### A run of records
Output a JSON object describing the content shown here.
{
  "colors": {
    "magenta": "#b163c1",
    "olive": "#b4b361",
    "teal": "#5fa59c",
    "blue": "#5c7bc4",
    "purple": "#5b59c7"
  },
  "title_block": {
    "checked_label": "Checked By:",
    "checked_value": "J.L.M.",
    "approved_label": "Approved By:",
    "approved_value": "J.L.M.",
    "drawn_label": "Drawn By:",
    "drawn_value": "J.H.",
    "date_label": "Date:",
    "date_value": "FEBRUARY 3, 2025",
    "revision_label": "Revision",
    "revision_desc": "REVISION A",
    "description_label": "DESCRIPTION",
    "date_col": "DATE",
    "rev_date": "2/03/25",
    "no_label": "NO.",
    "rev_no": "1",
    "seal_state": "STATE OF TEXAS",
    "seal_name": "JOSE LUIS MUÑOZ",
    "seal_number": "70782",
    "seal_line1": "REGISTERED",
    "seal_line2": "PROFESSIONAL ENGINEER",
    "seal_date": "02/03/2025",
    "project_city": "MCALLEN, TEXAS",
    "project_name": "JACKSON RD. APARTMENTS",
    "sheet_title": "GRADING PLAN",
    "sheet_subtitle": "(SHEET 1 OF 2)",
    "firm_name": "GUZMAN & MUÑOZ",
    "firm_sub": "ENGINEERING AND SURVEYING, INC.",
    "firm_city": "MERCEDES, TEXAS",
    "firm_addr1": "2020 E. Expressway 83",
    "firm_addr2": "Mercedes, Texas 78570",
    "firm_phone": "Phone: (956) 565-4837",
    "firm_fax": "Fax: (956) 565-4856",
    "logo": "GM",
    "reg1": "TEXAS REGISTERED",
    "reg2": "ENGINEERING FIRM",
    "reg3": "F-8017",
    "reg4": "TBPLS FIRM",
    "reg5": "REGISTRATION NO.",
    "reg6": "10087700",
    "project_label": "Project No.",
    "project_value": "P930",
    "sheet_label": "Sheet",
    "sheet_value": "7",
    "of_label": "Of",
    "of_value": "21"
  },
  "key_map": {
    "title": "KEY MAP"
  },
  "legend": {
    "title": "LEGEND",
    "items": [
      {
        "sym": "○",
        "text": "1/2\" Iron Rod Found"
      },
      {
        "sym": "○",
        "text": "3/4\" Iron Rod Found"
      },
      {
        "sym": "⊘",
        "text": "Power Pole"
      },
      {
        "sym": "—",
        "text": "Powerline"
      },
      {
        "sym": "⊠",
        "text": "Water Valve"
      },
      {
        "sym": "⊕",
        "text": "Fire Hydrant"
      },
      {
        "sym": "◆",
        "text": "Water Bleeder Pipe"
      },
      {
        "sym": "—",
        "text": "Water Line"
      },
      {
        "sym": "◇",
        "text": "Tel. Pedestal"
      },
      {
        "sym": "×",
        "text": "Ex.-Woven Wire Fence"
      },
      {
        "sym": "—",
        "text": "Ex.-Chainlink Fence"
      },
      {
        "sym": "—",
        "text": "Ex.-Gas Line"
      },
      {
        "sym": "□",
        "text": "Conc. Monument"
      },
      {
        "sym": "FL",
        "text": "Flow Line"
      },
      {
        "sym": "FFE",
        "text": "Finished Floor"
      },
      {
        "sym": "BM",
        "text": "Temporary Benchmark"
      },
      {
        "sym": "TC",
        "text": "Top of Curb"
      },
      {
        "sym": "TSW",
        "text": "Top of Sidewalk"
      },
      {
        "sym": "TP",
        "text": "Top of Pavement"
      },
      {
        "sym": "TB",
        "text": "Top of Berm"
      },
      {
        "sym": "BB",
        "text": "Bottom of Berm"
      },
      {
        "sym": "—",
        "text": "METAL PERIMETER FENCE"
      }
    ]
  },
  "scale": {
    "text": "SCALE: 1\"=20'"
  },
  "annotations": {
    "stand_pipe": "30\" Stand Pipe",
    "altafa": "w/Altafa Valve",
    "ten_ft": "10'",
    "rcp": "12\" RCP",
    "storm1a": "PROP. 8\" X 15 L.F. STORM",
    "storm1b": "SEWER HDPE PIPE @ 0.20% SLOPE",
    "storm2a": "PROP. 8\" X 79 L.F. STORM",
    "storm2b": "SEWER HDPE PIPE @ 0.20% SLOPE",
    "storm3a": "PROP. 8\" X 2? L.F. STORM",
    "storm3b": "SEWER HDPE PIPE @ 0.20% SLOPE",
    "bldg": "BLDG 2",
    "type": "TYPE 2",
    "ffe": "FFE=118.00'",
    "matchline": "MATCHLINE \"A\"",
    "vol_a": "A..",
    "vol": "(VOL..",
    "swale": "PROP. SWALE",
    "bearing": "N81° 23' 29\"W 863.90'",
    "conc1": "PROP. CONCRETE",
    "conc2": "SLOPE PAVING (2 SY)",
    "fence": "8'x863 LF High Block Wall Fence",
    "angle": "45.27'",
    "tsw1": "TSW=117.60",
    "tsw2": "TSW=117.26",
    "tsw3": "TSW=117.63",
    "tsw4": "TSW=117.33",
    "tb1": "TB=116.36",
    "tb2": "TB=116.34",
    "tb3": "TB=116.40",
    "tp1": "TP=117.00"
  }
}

### TASK TO CARRY OUT
From the entries above, copy each line holding "HDPE".

### ANSWER
    "storm1b": "SEWER HDPE PIPE @ 0.20% SLOPE",
    "storm2b": "SEWER HDPE PIPE @ 0.20% SLOPE",
    "storm3b": "SEWER HDPE PIPE @ 0.20% SLOPE",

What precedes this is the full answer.